[START]

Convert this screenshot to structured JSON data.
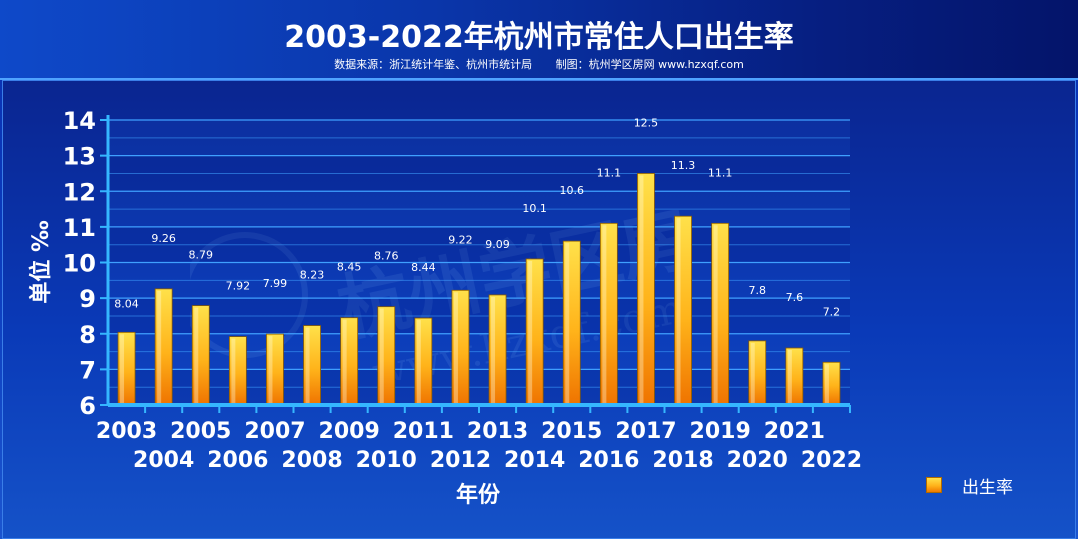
{
  "header": {
    "title": "2003-2022年杭州市常住人口出生率",
    "source": "数据来源：浙江统计年鉴、杭州市统计局",
    "credit": "制图：杭州学区房网 www.hzxqf.com"
  },
  "watermark": {
    "text_cn": "杭州学区房",
    "text_url": "www.hzxqf.com"
  },
  "colors": {
    "bar_top": "#ffe14a",
    "bar_mid": "#ffb31a",
    "bar_bottom": "#ef7300",
    "gridline": "#3fa0ff",
    "axis": "#35b7ff",
    "label": "#ffffff"
  },
  "chart_data": {
    "type": "bar",
    "categories": [
      "2003",
      "2004",
      "2005",
      "2006",
      "2007",
      "2008",
      "2009",
      "2010",
      "2011",
      "2012",
      "2013",
      "2014",
      "2015",
      "2016",
      "2017",
      "2018",
      "2019",
      "2020",
      "2021",
      "2022"
    ],
    "series": [
      {
        "name": "出生率",
        "values": [
          8.04,
          9.26,
          8.79,
          7.92,
          7.99,
          8.23,
          8.45,
          8.76,
          8.44,
          9.22,
          9.09,
          10.1,
          10.6,
          11.1,
          12.5,
          11.3,
          11.1,
          7.8,
          7.6,
          7.2
        ]
      }
    ],
    "data_labels": [
      "8.04",
      "9.26",
      "8.79",
      "7.92",
      "7.99",
      "8.23",
      "8.45",
      "8.76",
      "8.44",
      "9.22",
      "9.09",
      "10.1",
      "10.6",
      "11.1",
      "12.5",
      "11.3",
      "11.1",
      "7.8",
      "7.6",
      "7.2"
    ],
    "title": "2003-2022年杭州市常住人口出生率",
    "xlabel": "年份",
    "ylabel": "单位 ‰",
    "ylim": [
      6,
      14
    ],
    "yticks": [
      6,
      7,
      8,
      9,
      10,
      11,
      12,
      13,
      14
    ],
    "grid": true,
    "legend_position": "bottom-right"
  }
}
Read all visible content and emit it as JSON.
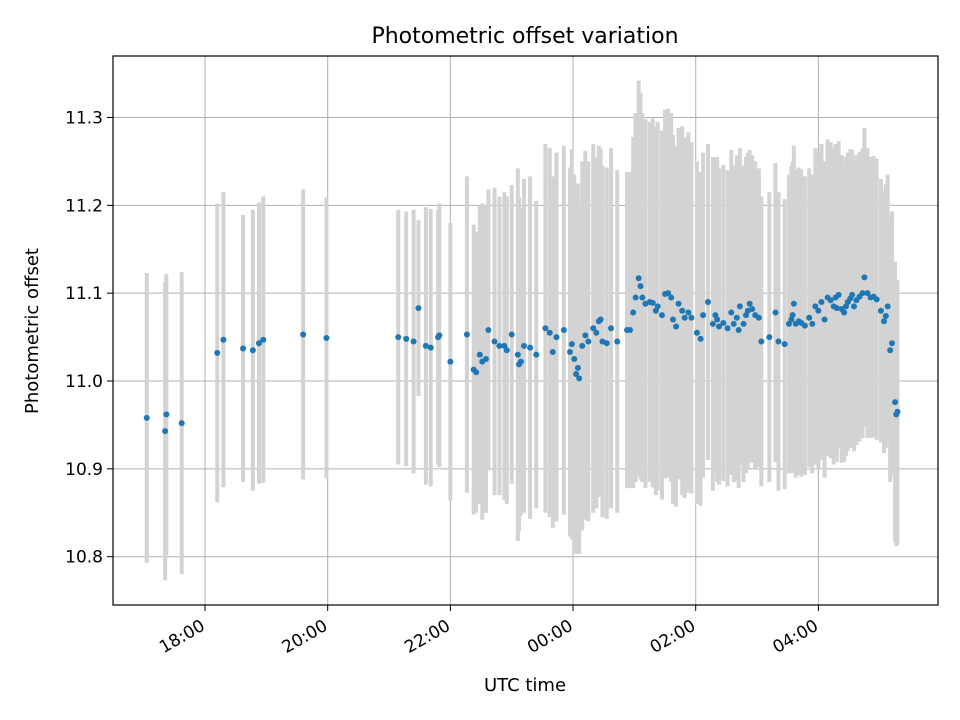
{
  "chart_data": {
    "type": "scatter",
    "title": "Photometric offset variation",
    "xlabel": "UTC time",
    "ylabel": "Photometric offset",
    "x_unit": "hours UTC (values past 24 are after midnight of the next day)",
    "xlim": [
      16.5,
      29.95
    ],
    "ylim": [
      10.745,
      11.37
    ],
    "x_ticks": [
      {
        "value": 18,
        "label": "18:00"
      },
      {
        "value": 20,
        "label": "20:00"
      },
      {
        "value": 22,
        "label": "22:00"
      },
      {
        "value": 24,
        "label": "00:00"
      },
      {
        "value": 26,
        "label": "02:00"
      },
      {
        "value": 28,
        "label": "04:00"
      }
    ],
    "y_ticks": [
      {
        "value": 10.8,
        "label": "10.8"
      },
      {
        "value": 10.9,
        "label": "10.9"
      },
      {
        "value": 11.0,
        "label": "11.0"
      },
      {
        "value": 11.1,
        "label": "11.1"
      },
      {
        "value": 11.2,
        "label": "11.2"
      },
      {
        "value": 11.3,
        "label": "11.3"
      }
    ],
    "grid": true,
    "point_color": "#1f77b4",
    "errorbar_color": "#d3d3d3",
    "series": [
      {
        "points": [
          [
            17.05,
            10.958,
            0.165
          ],
          [
            17.35,
            10.943,
            0.17
          ],
          [
            17.37,
            10.962,
            0.16
          ],
          [
            17.62,
            10.952,
            0.172
          ],
          [
            18.2,
            11.032,
            0.17
          ],
          [
            18.3,
            11.047,
            0.168
          ],
          [
            18.62,
            11.037,
            0.152
          ],
          [
            18.78,
            11.035,
            0.16
          ],
          [
            18.88,
            11.043,
            0.16
          ],
          [
            18.95,
            11.047,
            0.163
          ],
          [
            19.6,
            11.053,
            0.165
          ],
          [
            19.98,
            11.049,
            0.16
          ],
          [
            21.15,
            11.05,
            0.145
          ],
          [
            21.28,
            11.048,
            0.145
          ],
          [
            21.4,
            11.045,
            0.15
          ],
          [
            21.48,
            11.083,
            0.1
          ],
          [
            21.6,
            11.04,
            0.158
          ],
          [
            21.68,
            11.038,
            0.158
          ],
          [
            21.8,
            11.05,
            0.145
          ],
          [
            21.82,
            11.052,
            0.15
          ],
          [
            22.0,
            11.022,
            0.158
          ],
          [
            22.27,
            11.053,
            0.18
          ],
          [
            22.38,
            11.013,
            0.165
          ],
          [
            22.42,
            11.01,
            0.16
          ],
          [
            22.48,
            11.03,
            0.17
          ],
          [
            22.52,
            11.022,
            0.18
          ],
          [
            22.58,
            11.025,
            0.175
          ],
          [
            22.62,
            11.058,
            0.16
          ],
          [
            22.72,
            11.045,
            0.175
          ],
          [
            22.8,
            11.04,
            0.17
          ],
          [
            22.88,
            11.04,
            0.175
          ],
          [
            22.92,
            11.035,
            0.175
          ],
          [
            23.0,
            11.053,
            0.17
          ],
          [
            23.1,
            11.03,
            0.212
          ],
          [
            23.12,
            11.019,
            0.19
          ],
          [
            23.15,
            11.022,
            0.175
          ],
          [
            23.2,
            11.04,
            0.19
          ],
          [
            23.3,
            11.038,
            0.195
          ],
          [
            23.4,
            11.03,
            0.175
          ],
          [
            23.55,
            11.06,
            0.21
          ],
          [
            23.62,
            11.055,
            0.21
          ],
          [
            23.67,
            11.033,
            0.2
          ],
          [
            23.73,
            11.05,
            0.21
          ],
          [
            23.85,
            11.058,
            0.21
          ],
          [
            23.95,
            11.033,
            0.21
          ],
          [
            23.98,
            11.042,
            0.222
          ],
          [
            24.02,
            11.025,
            0.21
          ],
          [
            24.05,
            11.008,
            0.205
          ],
          [
            24.08,
            11.015,
            0.21
          ],
          [
            24.1,
            11.003,
            0.2
          ],
          [
            24.15,
            11.04,
            0.21
          ],
          [
            24.2,
            11.052,
            0.21
          ],
          [
            24.25,
            11.045,
            0.205
          ],
          [
            24.33,
            11.06,
            0.21
          ],
          [
            24.38,
            11.055,
            0.2
          ],
          [
            24.42,
            11.068,
            0.2
          ],
          [
            24.45,
            11.07,
            0.195
          ],
          [
            24.48,
            11.045,
            0.2
          ],
          [
            24.55,
            11.043,
            0.2
          ],
          [
            24.62,
            11.06,
            0.205
          ],
          [
            24.72,
            11.045,
            0.195
          ],
          [
            24.88,
            11.058,
            0.18
          ],
          [
            24.93,
            11.058,
            0.18
          ],
          [
            24.98,
            11.078,
            0.2
          ],
          [
            25.02,
            11.095,
            0.21
          ],
          [
            25.07,
            11.117,
            0.225
          ],
          [
            25.1,
            11.108,
            0.22
          ],
          [
            25.13,
            11.095,
            0.21
          ],
          [
            25.18,
            11.088,
            0.21
          ],
          [
            25.25,
            11.09,
            0.205
          ],
          [
            25.3,
            11.089,
            0.21
          ],
          [
            25.35,
            11.08,
            0.21
          ],
          [
            25.38,
            11.085,
            0.21
          ],
          [
            25.45,
            11.075,
            0.21
          ],
          [
            25.5,
            11.099,
            0.21
          ],
          [
            25.55,
            11.1,
            0.21
          ],
          [
            25.6,
            11.095,
            0.21
          ],
          [
            25.63,
            11.07,
            0.21
          ],
          [
            25.68,
            11.062,
            0.205
          ],
          [
            25.72,
            11.088,
            0.2
          ],
          [
            25.78,
            11.08,
            0.21
          ],
          [
            25.82,
            11.072,
            0.205
          ],
          [
            25.88,
            11.078,
            0.205
          ],
          [
            25.93,
            11.072,
            0.2
          ],
          [
            26.02,
            11.055,
            0.195
          ],
          [
            26.08,
            11.048,
            0.19
          ],
          [
            26.12,
            11.075,
            0.185
          ],
          [
            26.2,
            11.09,
            0.18
          ],
          [
            26.28,
            11.065,
            0.19
          ],
          [
            26.32,
            11.075,
            0.18
          ],
          [
            26.35,
            11.07,
            0.185
          ],
          [
            26.38,
            11.062,
            0.18
          ],
          [
            26.45,
            11.066,
            0.18
          ],
          [
            26.52,
            11.06,
            0.18
          ],
          [
            26.58,
            11.078,
            0.185
          ],
          [
            26.62,
            11.065,
            0.18
          ],
          [
            26.67,
            11.072,
            0.185
          ],
          [
            26.7,
            11.058,
            0.18
          ],
          [
            26.72,
            11.085,
            0.18
          ],
          [
            26.78,
            11.065,
            0.18
          ],
          [
            26.82,
            11.075,
            0.18
          ],
          [
            26.85,
            11.08,
            0.18
          ],
          [
            26.88,
            11.088,
            0.175
          ],
          [
            26.92,
            11.082,
            0.175
          ],
          [
            26.97,
            11.075,
            0.175
          ],
          [
            27.03,
            11.072,
            0.17
          ],
          [
            27.07,
            11.045,
            0.165
          ],
          [
            27.2,
            11.05,
            0.165
          ],
          [
            27.3,
            11.078,
            0.17
          ],
          [
            27.35,
            11.045,
            0.17
          ],
          [
            27.45,
            11.042,
            0.165
          ],
          [
            27.52,
            11.065,
            0.17
          ],
          [
            27.56,
            11.07,
            0.175
          ],
          [
            27.58,
            11.075,
            0.175
          ],
          [
            27.6,
            11.088,
            0.18
          ],
          [
            27.63,
            11.065,
            0.175
          ],
          [
            27.68,
            11.068,
            0.175
          ],
          [
            27.72,
            11.066,
            0.175
          ],
          [
            27.78,
            11.063,
            0.17
          ],
          [
            27.85,
            11.072,
            0.17
          ],
          [
            27.9,
            11.065,
            0.17
          ],
          [
            27.95,
            11.085,
            0.18
          ],
          [
            28.0,
            11.08,
            0.18
          ],
          [
            28.05,
            11.09,
            0.18
          ],
          [
            28.1,
            11.07,
            0.18
          ],
          [
            28.15,
            11.095,
            0.18
          ],
          [
            28.2,
            11.092,
            0.18
          ],
          [
            28.25,
            11.085,
            0.18
          ],
          [
            28.28,
            11.095,
            0.175
          ],
          [
            28.3,
            11.083,
            0.175
          ],
          [
            28.33,
            11.098,
            0.175
          ],
          [
            28.38,
            11.082,
            0.175
          ],
          [
            28.42,
            11.078,
            0.17
          ],
          [
            28.45,
            11.085,
            0.17
          ],
          [
            28.48,
            11.09,
            0.17
          ],
          [
            28.52,
            11.094,
            0.17
          ],
          [
            28.55,
            11.098,
            0.165
          ],
          [
            28.58,
            11.085,
            0.165
          ],
          [
            28.62,
            11.092,
            0.165
          ],
          [
            28.67,
            11.096,
            0.165
          ],
          [
            28.72,
            11.1,
            0.165
          ],
          [
            28.75,
            11.118,
            0.17
          ],
          [
            28.8,
            11.1,
            0.165
          ],
          [
            28.85,
            11.095,
            0.16
          ],
          [
            28.9,
            11.096,
            0.16
          ],
          [
            28.95,
            11.093,
            0.16
          ],
          [
            29.02,
            11.08,
            0.15
          ],
          [
            29.07,
            11.068,
            0.15
          ],
          [
            29.1,
            11.074,
            0.15
          ],
          [
            29.13,
            11.085,
            0.15
          ],
          [
            29.17,
            11.035,
            0.15
          ],
          [
            29.2,
            11.043,
            0.15
          ],
          [
            29.25,
            10.976,
            0.16
          ],
          [
            29.27,
            10.962,
            0.15
          ],
          [
            29.29,
            10.965,
            0.15
          ]
        ]
      }
    ]
  }
}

[END]

Directions: Tally up the lines in the records that contain the word "ylabel" and give only the total.

Completed task: 2